**Stated exercise**
Scan the lines below for the string "идентификации" and copy every one that has it.

**Data records**
####################

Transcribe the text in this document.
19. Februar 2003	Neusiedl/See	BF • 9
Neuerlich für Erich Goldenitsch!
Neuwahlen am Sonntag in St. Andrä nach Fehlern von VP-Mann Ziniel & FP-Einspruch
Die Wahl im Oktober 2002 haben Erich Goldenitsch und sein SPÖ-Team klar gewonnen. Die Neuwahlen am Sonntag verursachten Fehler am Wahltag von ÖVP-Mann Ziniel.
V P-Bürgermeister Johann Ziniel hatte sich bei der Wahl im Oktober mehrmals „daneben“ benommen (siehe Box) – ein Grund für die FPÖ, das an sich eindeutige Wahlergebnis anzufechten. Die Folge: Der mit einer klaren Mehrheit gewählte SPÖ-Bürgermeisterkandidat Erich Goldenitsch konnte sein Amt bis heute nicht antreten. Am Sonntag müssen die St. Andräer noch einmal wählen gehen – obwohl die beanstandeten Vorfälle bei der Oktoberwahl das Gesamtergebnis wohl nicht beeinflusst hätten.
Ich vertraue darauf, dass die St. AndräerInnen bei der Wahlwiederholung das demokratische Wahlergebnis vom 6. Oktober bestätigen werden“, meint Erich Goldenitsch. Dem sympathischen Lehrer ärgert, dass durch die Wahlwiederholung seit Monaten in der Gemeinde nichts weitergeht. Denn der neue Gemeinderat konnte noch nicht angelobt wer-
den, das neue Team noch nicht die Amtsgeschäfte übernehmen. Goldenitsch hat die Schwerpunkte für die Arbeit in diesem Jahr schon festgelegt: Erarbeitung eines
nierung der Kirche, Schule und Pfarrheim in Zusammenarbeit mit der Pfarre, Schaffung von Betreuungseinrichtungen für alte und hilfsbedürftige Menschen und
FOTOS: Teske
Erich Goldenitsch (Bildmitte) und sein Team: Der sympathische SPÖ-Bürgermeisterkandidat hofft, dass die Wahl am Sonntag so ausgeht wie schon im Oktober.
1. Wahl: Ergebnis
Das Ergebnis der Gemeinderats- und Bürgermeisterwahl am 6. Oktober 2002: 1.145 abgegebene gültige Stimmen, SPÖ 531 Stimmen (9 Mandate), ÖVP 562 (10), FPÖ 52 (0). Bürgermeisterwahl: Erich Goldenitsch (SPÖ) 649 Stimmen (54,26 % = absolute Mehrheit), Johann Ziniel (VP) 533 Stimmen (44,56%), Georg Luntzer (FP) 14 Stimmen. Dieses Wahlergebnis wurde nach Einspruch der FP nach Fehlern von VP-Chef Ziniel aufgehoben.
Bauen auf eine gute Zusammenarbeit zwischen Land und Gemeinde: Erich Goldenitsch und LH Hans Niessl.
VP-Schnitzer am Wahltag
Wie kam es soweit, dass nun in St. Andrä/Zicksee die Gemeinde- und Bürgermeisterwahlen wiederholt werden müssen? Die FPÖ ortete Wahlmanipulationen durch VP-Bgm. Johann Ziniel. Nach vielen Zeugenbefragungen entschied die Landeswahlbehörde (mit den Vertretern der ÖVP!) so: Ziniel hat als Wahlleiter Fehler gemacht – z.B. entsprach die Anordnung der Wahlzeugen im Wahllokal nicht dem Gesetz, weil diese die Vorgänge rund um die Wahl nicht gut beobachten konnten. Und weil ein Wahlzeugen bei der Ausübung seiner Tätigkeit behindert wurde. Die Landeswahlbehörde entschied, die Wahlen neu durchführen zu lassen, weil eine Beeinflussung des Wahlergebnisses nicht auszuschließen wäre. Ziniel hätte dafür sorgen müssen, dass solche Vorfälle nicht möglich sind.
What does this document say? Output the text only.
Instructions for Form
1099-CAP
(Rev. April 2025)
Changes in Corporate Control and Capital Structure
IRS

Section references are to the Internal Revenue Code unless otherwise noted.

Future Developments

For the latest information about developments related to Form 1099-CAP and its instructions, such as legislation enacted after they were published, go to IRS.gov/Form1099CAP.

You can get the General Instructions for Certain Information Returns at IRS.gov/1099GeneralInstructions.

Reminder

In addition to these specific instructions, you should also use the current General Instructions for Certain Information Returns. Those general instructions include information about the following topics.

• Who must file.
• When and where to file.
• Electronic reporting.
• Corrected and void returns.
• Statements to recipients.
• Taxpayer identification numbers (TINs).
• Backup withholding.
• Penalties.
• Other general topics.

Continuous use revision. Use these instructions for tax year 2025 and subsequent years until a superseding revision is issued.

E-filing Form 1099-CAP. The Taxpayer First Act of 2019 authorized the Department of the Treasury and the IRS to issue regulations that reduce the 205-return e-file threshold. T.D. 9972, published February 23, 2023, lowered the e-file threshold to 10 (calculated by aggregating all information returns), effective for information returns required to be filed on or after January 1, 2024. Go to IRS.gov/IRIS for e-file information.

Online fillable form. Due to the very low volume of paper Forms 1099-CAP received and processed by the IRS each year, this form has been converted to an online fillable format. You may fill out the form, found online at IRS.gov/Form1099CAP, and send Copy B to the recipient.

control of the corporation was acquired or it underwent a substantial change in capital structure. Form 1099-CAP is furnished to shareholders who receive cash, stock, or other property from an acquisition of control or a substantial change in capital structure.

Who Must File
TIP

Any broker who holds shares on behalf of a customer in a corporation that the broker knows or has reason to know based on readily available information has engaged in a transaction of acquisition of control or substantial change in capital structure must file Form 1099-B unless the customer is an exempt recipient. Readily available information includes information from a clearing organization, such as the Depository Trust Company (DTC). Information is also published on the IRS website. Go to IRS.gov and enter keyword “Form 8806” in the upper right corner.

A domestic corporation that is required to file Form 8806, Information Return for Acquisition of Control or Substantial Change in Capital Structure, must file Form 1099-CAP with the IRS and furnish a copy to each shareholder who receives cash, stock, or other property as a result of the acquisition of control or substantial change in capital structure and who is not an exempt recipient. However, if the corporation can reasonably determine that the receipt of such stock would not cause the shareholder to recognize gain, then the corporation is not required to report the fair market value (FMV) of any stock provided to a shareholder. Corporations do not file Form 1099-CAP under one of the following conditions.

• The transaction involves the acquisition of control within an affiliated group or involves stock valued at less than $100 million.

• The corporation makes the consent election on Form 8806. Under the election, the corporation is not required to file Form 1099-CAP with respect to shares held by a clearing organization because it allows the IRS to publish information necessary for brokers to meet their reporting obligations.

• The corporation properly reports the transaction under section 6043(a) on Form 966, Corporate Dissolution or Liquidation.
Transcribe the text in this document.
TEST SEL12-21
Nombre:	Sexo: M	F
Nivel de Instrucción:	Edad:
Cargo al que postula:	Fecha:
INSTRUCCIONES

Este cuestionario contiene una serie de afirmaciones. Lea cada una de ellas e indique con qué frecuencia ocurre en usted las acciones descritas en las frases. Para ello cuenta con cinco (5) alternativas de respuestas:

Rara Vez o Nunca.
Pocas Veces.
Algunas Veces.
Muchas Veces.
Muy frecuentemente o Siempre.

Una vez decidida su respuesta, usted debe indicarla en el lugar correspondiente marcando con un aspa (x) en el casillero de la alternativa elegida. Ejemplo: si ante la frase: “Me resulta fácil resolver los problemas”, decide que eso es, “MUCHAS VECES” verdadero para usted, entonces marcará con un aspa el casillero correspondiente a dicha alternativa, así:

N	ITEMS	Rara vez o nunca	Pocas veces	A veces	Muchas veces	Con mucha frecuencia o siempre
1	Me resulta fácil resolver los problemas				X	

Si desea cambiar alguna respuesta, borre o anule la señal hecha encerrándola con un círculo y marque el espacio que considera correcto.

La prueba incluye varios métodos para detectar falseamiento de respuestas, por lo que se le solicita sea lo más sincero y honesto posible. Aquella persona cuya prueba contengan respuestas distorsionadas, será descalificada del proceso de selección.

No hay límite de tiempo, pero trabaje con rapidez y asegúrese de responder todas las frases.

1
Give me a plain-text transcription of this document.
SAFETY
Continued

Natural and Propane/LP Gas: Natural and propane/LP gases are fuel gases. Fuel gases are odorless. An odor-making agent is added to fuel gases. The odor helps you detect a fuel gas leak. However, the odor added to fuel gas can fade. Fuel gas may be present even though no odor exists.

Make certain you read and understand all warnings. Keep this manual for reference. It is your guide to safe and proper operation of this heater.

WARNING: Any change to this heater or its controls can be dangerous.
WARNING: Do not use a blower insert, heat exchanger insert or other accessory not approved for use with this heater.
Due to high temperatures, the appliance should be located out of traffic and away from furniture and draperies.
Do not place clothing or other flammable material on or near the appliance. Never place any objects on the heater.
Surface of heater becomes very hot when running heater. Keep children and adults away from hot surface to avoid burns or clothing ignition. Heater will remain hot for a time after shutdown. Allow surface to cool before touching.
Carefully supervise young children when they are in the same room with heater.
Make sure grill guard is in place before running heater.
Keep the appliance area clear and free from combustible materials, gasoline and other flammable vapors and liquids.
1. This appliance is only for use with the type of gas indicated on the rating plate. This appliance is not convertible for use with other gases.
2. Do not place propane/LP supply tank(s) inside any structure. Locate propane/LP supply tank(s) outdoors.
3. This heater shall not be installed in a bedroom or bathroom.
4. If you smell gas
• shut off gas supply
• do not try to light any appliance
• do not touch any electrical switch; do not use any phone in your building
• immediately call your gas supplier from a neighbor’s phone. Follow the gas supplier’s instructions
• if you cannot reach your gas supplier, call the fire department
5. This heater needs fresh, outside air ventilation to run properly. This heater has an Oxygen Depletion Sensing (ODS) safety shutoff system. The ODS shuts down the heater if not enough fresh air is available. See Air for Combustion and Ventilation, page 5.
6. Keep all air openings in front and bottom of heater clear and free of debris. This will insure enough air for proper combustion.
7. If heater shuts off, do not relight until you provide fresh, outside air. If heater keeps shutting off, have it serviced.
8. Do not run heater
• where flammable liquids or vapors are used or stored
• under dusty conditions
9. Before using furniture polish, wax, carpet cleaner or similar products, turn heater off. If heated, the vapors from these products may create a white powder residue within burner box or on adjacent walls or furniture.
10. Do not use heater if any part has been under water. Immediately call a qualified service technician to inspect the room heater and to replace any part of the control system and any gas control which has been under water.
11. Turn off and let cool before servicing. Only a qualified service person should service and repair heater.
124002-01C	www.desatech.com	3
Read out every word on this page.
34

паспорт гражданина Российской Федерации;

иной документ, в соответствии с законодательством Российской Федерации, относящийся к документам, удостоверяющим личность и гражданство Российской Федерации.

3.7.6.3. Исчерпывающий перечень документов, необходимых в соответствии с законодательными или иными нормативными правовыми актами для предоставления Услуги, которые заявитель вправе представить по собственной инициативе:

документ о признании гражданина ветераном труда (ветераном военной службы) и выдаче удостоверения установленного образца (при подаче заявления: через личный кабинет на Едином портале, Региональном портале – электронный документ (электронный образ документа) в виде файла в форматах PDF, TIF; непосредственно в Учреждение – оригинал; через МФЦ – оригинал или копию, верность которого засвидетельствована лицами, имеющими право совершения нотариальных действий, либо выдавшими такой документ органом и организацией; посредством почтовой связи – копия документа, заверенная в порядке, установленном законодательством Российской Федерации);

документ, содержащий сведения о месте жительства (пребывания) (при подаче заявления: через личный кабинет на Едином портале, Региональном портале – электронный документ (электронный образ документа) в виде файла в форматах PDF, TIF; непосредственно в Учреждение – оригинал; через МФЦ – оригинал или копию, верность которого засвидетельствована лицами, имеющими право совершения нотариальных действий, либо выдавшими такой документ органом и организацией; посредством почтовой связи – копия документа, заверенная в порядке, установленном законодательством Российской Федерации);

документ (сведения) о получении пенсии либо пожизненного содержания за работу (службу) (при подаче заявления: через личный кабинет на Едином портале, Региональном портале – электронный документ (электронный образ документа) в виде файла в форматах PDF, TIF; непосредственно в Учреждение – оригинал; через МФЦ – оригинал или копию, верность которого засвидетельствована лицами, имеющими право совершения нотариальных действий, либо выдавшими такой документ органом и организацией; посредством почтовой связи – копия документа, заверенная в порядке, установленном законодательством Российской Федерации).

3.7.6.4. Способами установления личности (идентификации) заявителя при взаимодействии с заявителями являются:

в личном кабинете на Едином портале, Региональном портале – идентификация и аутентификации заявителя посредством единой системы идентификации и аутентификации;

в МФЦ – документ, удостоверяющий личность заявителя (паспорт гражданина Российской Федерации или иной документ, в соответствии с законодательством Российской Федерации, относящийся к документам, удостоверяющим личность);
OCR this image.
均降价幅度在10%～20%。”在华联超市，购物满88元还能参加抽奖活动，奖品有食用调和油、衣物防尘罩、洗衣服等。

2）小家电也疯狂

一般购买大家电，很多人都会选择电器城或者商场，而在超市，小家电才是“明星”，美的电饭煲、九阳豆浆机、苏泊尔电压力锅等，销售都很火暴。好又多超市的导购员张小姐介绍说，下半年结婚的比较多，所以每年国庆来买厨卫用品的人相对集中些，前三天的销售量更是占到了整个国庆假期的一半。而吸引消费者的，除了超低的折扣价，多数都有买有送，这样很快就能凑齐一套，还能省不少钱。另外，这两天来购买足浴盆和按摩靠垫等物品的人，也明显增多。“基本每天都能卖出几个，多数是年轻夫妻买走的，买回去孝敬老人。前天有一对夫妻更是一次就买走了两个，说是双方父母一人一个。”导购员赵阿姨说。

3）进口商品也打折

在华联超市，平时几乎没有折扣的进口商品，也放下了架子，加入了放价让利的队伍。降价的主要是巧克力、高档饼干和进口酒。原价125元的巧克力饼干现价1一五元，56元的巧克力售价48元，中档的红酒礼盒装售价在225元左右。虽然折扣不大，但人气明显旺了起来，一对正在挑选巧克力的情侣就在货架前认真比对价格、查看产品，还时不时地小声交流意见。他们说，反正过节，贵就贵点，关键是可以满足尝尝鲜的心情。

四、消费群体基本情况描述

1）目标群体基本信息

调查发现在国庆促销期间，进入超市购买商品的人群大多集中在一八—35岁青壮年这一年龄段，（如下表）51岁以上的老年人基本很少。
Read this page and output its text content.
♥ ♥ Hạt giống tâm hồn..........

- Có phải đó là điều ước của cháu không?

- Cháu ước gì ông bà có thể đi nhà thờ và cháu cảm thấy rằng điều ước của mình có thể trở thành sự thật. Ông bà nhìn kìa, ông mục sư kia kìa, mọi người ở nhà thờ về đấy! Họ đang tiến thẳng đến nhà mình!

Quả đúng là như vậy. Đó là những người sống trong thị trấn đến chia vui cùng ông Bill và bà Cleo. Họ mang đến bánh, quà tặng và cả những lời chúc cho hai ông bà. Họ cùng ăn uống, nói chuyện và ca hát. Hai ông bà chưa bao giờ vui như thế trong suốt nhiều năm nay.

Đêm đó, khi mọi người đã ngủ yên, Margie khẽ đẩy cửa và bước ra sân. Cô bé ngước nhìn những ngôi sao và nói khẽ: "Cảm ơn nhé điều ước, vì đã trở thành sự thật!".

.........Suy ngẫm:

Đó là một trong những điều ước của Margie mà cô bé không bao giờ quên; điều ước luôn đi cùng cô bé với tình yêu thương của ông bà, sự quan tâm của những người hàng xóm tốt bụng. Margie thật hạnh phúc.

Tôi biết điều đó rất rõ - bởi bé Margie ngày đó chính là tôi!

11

####################

**Solution to this exercise**
3.7.6.4. Способами установления личности (идентификации) заявителя при взаимодействии с заявителями являются:
в личном кабинете на Едином портале, Региональном портале – идентификация и аутентификации заявителя посредством единой системы идентификации и аутентификации;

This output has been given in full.